SOURCE DATA:
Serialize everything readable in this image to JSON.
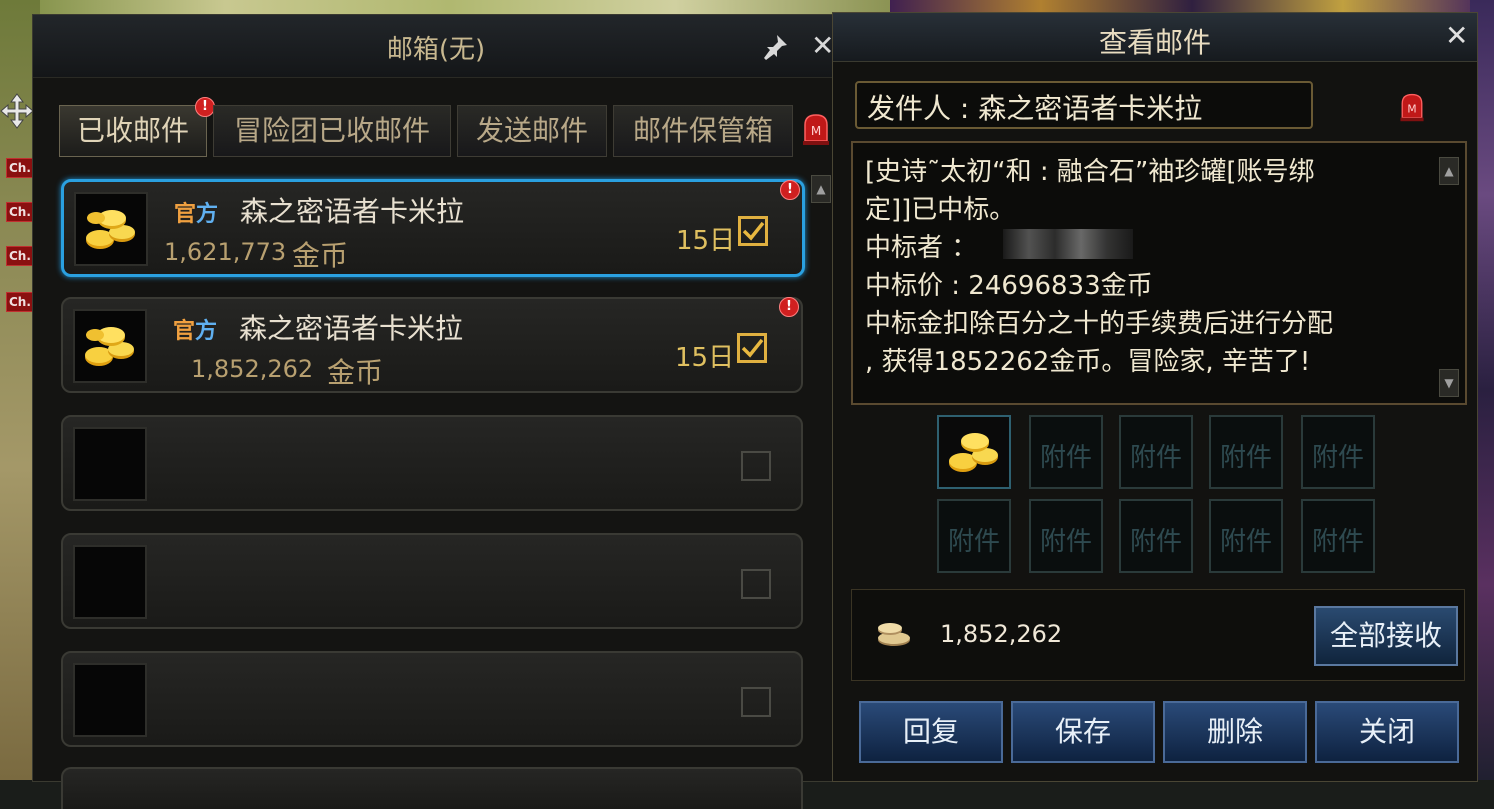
{
  "left_tags": [
    "Ch.",
    "Ch.",
    "Ch.",
    "Ch."
  ],
  "mailbox": {
    "title": "邮箱(无)",
    "tabs": [
      {
        "label": "已收邮件",
        "active": true,
        "badge": "!"
      },
      {
        "label": "冒险团已收邮件",
        "active": false
      },
      {
        "label": "发送邮件",
        "active": false
      },
      {
        "label": "邮件保管箱",
        "active": false
      }
    ],
    "mails": [
      {
        "official_a": "官",
        "official_b": "方",
        "sender": "森之密语者卡米拉",
        "amount": "1,621,773",
        "unit": "金币",
        "days": "15日",
        "badge": "!",
        "selected": true
      },
      {
        "official_a": "官",
        "official_b": "方",
        "sender": "森之密语者卡米拉",
        "amount": "1,852,262",
        "unit": "金币",
        "days": "15日",
        "badge": "!",
        "selected": false
      }
    ]
  },
  "viewmail": {
    "title": "查看邮件",
    "sender_label": "发件人 : 森之密语者卡米拉",
    "content": "[史诗˜太初“和 : 融合石”袖珍罐[账号绑\n定]]已中标。\n 中标者 ：\n 中标价 : 24696833金币\n中标金扣除百分之十的手续费后进行分配\n, 获得1852262金币。冒险家, 辛苦了!",
    "attachment_label": "附件",
    "gold_amount": "1,852,262",
    "receive_all": "全部接收",
    "buttons": [
      "回复",
      "保存",
      "删除",
      "关闭"
    ]
  },
  "colors": {
    "accent_blue": "#2aa0e0",
    "gold_text": "#e0c060",
    "badge_red": "#d02020"
  }
}
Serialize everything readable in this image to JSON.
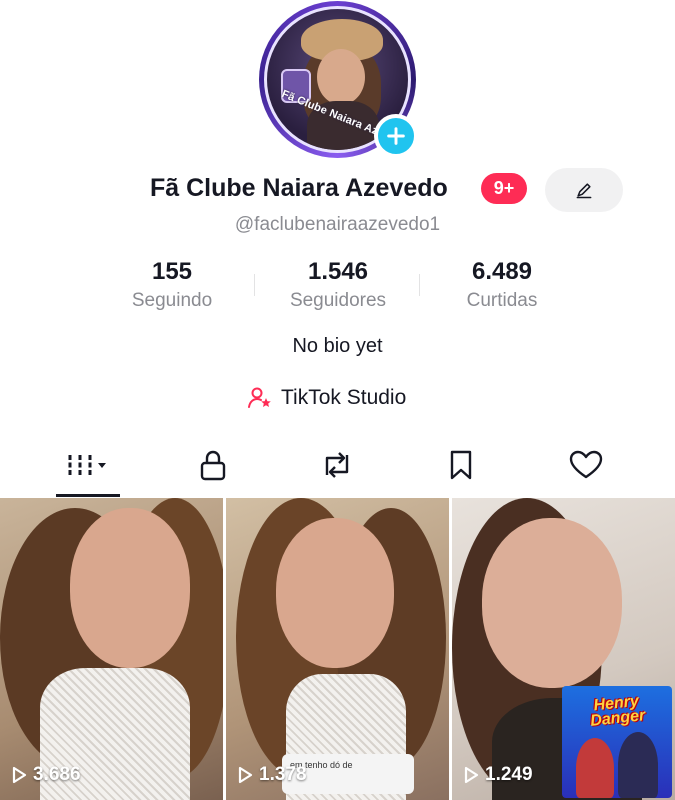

WORK INSTRUCTIONS:
Every record above should be written out again without change, except that the pictures are left out.

TASK RESULT:
Serialize everything readable in this image to JSON.
{
  "left_tags": [
    "Ch.",
    "Ch.",
    "Ch.",
    "Ch."
  ],
  "mailbox": {
    "title": "邮箱(无)",
    "tabs": [
      {
        "label": "已收邮件",
        "active": true,
        "badge": "!"
      },
      {
        "label": "冒险团已收邮件",
        "active": false
      },
      {
        "label": "发送邮件",
        "active": false
      },
      {
        "label": "邮件保管箱",
        "active": false
      }
    ],
    "mails": [
      {
        "official_a": "官",
        "official_b": "方",
        "sender": "森之密语者卡米拉",
        "amount": "1,621,773",
        "unit": "金币",
        "days": "15日",
        "badge": "!",
        "selected": true
      },
      {
        "official_a": "官",
        "official_b": "方",
        "sender": "森之密语者卡米拉",
        "amount": "1,852,262",
        "unit": "金币",
        "days": "15日",
        "badge": "!",
        "selected": false
      }
    ]
  },
  "viewmail": {
    "title": "查看邮件",
    "sender_label": "发件人 : 森之密语者卡米拉",
    "content": "[史诗˜太初“和 : 融合石”袖珍罐[账号绑\n定]]已中标。\n 中标者 ：\n 中标价 : 24696833金币\n中标金扣除百分之十的手续费后进行分配\n, 获得1852262金币。冒险家, 辛苦了!",
    "attachment_label": "附件",
    "gold_amount": "1,852,262",
    "receive_all": "全部接收",
    "buttons": [
      "回复",
      "保存",
      "删除",
      "关闭"
    ]
  },
  "colors": {
    "accent_blue": "#2aa0e0",
    "gold_text": "#e0c060",
    "badge_red": "#d02020"
  }
}
Serialize everything readable in this image to JSON.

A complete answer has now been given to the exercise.